*TASK OBJECTIVE:* Quote the records that follow in full, leaving the pictures out.
===
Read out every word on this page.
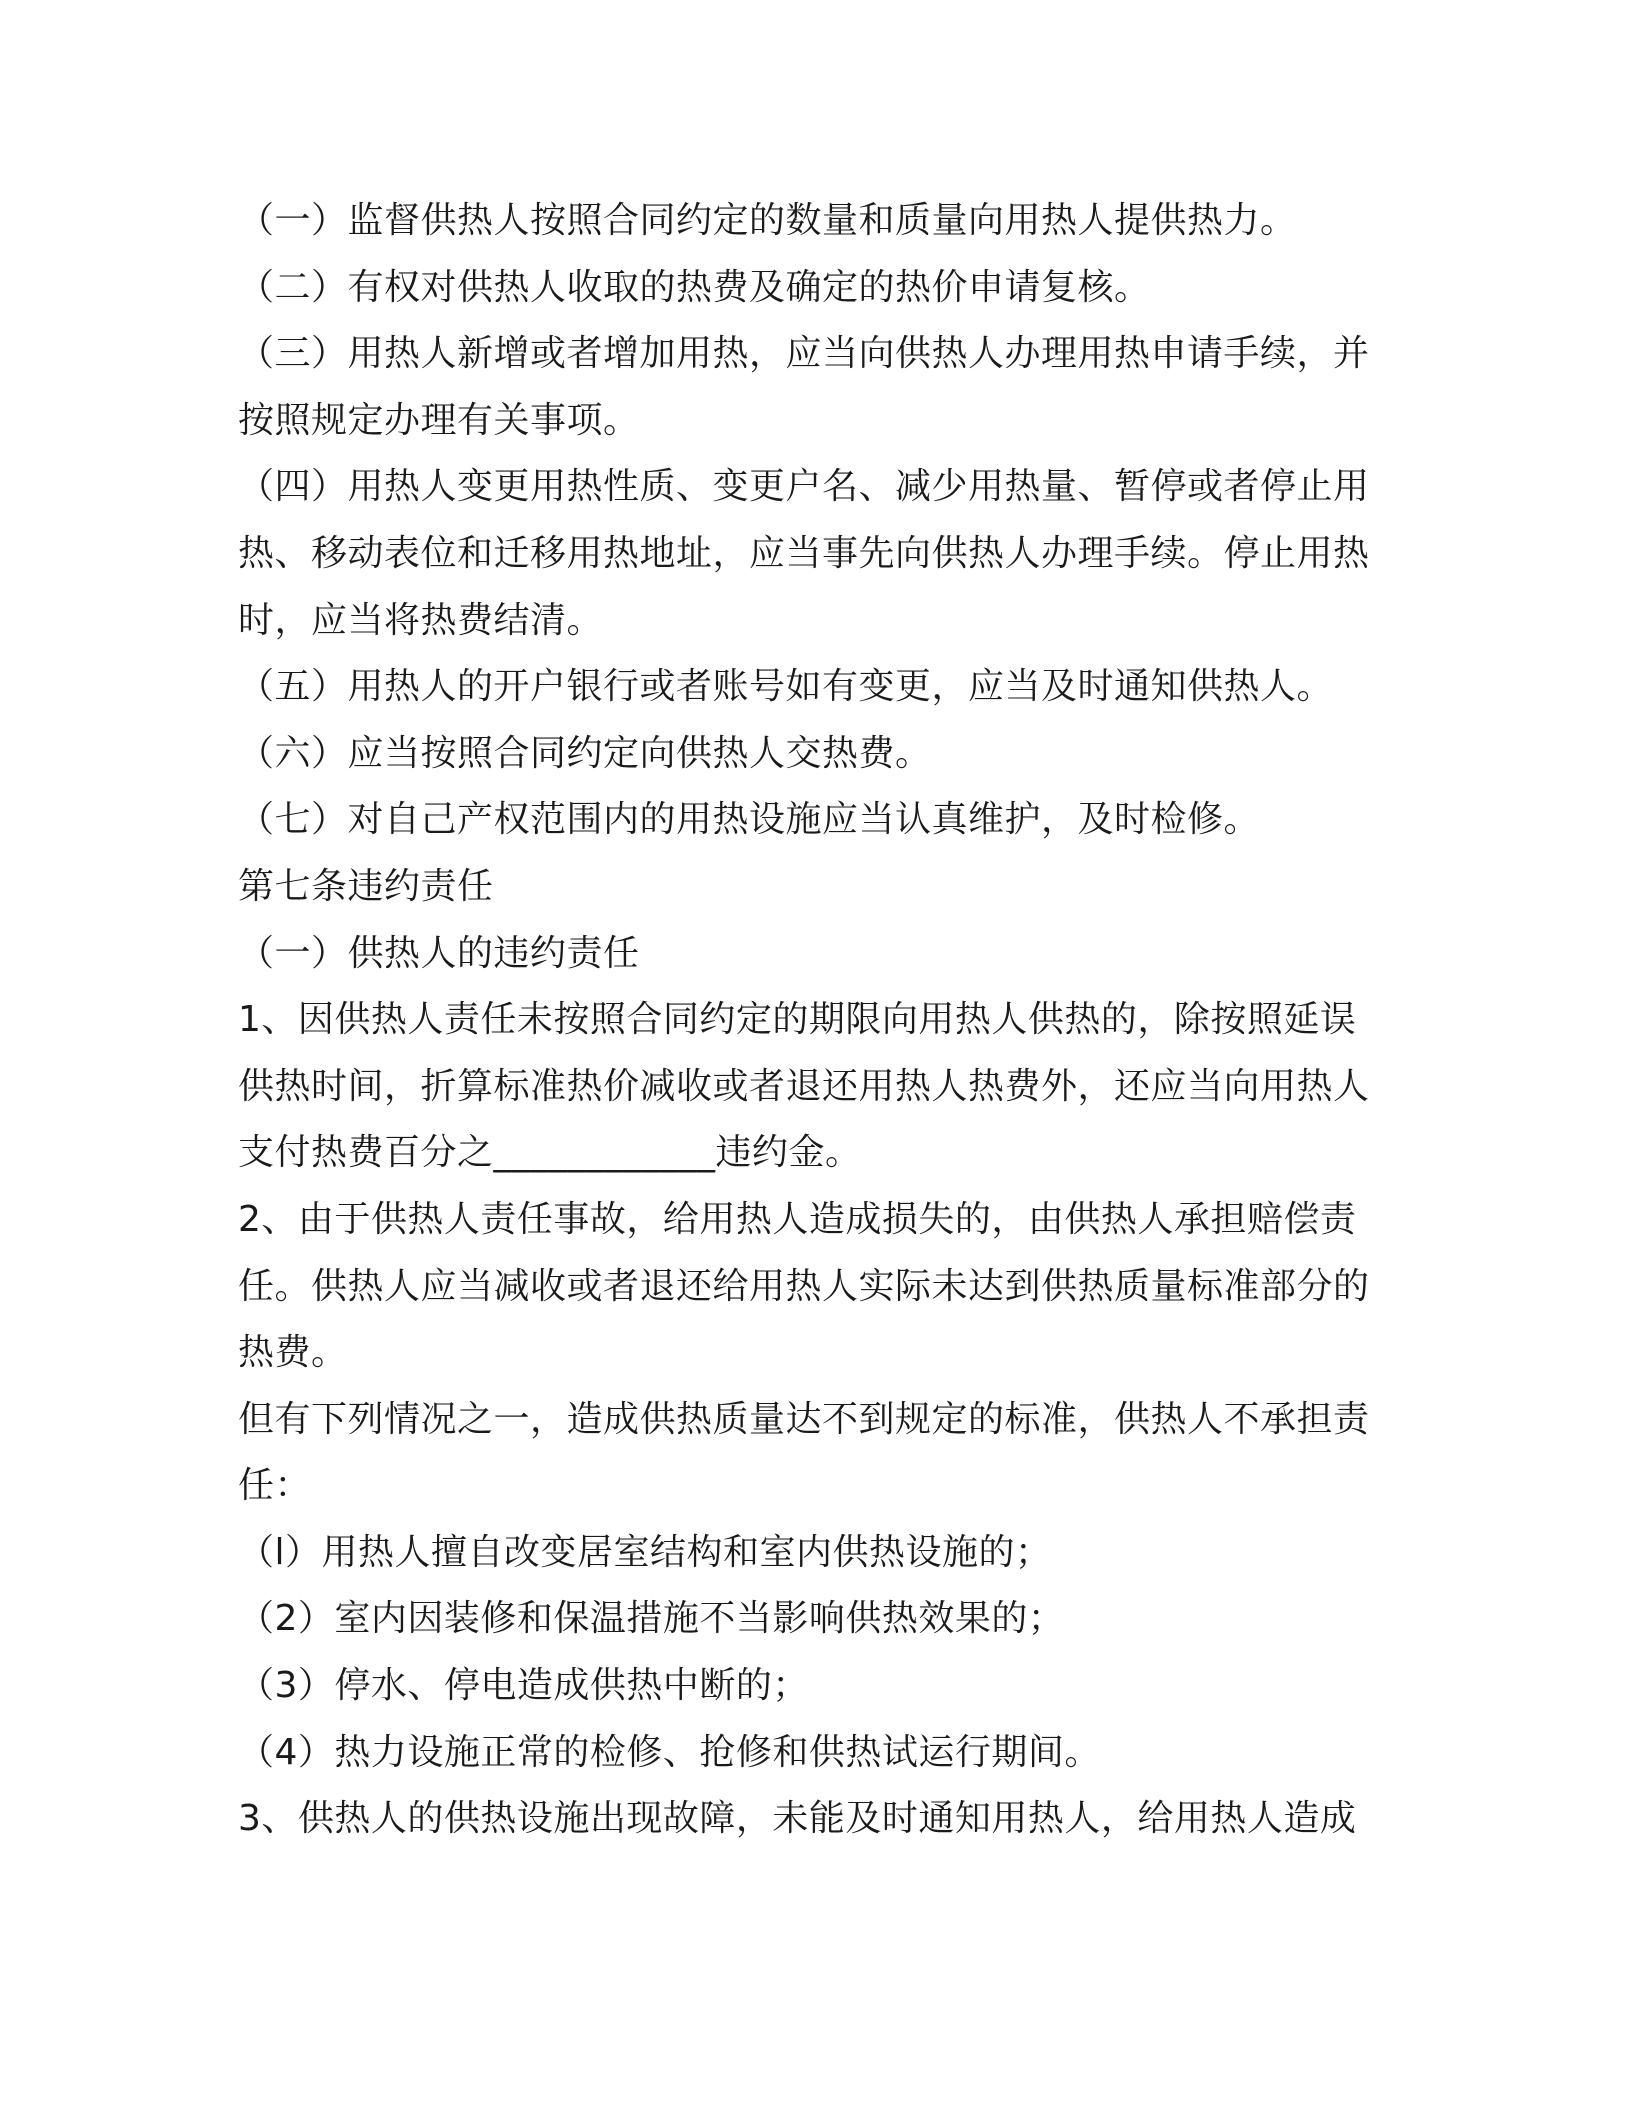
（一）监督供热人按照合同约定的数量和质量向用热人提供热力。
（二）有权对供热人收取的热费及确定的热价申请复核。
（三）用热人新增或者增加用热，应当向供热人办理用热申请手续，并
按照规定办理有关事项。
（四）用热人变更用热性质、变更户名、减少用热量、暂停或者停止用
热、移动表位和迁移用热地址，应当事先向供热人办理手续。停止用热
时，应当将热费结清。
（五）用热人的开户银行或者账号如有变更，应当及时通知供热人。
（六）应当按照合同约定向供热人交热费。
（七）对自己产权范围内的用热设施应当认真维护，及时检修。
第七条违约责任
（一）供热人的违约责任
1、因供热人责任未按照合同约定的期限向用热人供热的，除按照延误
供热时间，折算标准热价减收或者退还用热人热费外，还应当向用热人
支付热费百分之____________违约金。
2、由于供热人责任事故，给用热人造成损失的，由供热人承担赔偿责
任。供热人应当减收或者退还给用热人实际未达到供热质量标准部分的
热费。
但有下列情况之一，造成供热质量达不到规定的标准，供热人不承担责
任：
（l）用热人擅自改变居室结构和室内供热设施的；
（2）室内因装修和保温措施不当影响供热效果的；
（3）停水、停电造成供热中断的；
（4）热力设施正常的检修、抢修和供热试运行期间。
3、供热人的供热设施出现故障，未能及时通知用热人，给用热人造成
===
*FULL RESPONSE:*
Read out every word on this page.
（一）监督供热人按照合同约定的数量和质量向用热人提供热力。
（二）有权对供热人收取的热费及确定的热价申请复核。
（三）用热人新增或者增加用热，应当向供热人办理用热申请手续，并
按照规定办理有关事项。
（四）用热人变更用热性质、变更户名、减少用热量、暂停或者停止用
热、移动表位和迁移用热地址，应当事先向供热人办理手续。停止用热
时，应当将热费结清。
（五）用热人的开户银行或者账号如有变更，应当及时通知供热人。
（六）应当按照合同约定向供热人交热费。
（七）对自己产权范围内的用热设施应当认真维护，及时检修。
第七条违约责任
（一）供热人的违约责任
1、因供热人责任未按照合同约定的期限向用热人供热的，除按照延误
供热时间，折算标准热价减收或者退还用热人热费外，还应当向用热人
支付热费百分之____________违约金。
2、由于供热人责任事故，给用热人造成损失的，由供热人承担赔偿责
任。供热人应当减收或者退还给用热人实际未达到供热质量标准部分的
热费。
但有下列情况之一，造成供热质量达不到规定的标准，供热人不承担责
任：
（l）用热人擅自改变居室结构和室内供热设施的；
（2）室内因装修和保温措施不当影响供热效果的；
（3）停水、停电造成供热中断的；
（4）热力设施正常的检修、抢修和供热试运行期间。
3、供热人的供热设施出现故障，未能及时通知用热人，给用热人造成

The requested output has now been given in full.